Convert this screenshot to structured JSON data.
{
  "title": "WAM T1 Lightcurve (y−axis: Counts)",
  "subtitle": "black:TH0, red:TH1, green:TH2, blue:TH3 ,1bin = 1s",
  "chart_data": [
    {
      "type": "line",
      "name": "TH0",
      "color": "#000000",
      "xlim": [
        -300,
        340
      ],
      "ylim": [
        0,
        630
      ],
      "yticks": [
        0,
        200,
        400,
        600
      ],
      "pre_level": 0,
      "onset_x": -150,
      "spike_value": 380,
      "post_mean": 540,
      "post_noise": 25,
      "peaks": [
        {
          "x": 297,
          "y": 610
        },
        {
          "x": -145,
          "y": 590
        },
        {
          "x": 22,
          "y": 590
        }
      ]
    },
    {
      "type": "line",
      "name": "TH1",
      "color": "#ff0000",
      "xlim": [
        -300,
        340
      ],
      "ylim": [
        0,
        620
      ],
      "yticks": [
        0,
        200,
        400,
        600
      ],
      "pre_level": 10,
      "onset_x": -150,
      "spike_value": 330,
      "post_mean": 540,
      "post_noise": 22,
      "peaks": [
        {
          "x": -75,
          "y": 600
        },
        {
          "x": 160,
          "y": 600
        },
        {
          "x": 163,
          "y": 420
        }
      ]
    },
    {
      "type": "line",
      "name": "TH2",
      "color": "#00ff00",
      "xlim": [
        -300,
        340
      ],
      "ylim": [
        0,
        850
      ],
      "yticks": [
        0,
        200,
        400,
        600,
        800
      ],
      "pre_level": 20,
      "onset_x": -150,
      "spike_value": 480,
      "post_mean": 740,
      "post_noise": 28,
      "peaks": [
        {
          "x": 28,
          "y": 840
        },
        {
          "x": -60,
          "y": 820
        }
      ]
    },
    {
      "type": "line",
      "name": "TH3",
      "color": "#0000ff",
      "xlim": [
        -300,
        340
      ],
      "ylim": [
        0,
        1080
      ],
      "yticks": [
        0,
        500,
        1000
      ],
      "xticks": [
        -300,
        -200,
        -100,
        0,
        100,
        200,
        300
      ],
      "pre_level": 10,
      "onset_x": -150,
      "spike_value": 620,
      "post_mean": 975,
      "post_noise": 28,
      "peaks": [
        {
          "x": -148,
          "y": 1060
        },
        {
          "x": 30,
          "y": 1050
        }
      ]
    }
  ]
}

•••

TASK -> Output the data above exactly, please, line for line.

FULL SOLUTION ->
Convert this screenshot to structured JSON data.
{
  "title": "WAM T1 Lightcurve (y−axis: Counts)",
  "subtitle": "black:TH0, red:TH1, green:TH2, blue:TH3 ,1bin = 1s",
  "chart_data": [
    {
      "type": "line",
      "name": "TH0",
      "color": "#000000",
      "xlim": [
        -300,
        340
      ],
      "ylim": [
        0,
        630
      ],
      "yticks": [
        0,
        200,
        400,
        600
      ],
      "pre_level": 0,
      "onset_x": -150,
      "spike_value": 380,
      "post_mean": 540,
      "post_noise": 25,
      "peaks": [
        {
          "x": 297,
          "y": 610
        },
        {
          "x": -145,
          "y": 590
        },
        {
          "x": 22,
          "y": 590
        }
      ]
    },
    {
      "type": "line",
      "name": "TH1",
      "color": "#ff0000",
      "xlim": [
        -300,
        340
      ],
      "ylim": [
        0,
        620
      ],
      "yticks": [
        0,
        200,
        400,
        600
      ],
      "pre_level": 10,
      "onset_x": -150,
      "spike_value": 330,
      "post_mean": 540,
      "post_noise": 22,
      "peaks": [
        {
          "x": -75,
          "y": 600
        },
        {
          "x": 160,
          "y": 600
        },
        {
          "x": 163,
          "y": 420
        }
      ]
    },
    {
      "type": "line",
      "name": "TH2",
      "color": "#00ff00",
      "xlim": [
        -300,
        340
      ],
      "ylim": [
        0,
        850
      ],
      "yticks": [
        0,
        200,
        400,
        600,
        800
      ],
      "pre_level": 20,
      "onset_x": -150,
      "spike_value": 480,
      "post_mean": 740,
      "post_noise": 28,
      "peaks": [
        {
          "x": 28,
          "y": 840
        },
        {
          "x": -60,
          "y": 820
        }
      ]
    },
    {
      "type": "line",
      "name": "TH3",
      "color": "#0000ff",
      "xlim": [
        -300,
        340
      ],
      "ylim": [
        0,
        1080
      ],
      "yticks": [
        0,
        500,
        1000
      ],
      "xticks": [
        -300,
        -200,
        -100,
        0,
        100,
        200,
        300
      ],
      "pre_level": 10,
      "onset_x": -150,
      "spike_value": 620,
      "post_mean": 975,
      "post_noise": 28,
      "peaks": [
        {
          "x": -148,
          "y": 1060
        },
        {
          "x": 30,
          "y": 1050
        }
      ]
    }
  ]
}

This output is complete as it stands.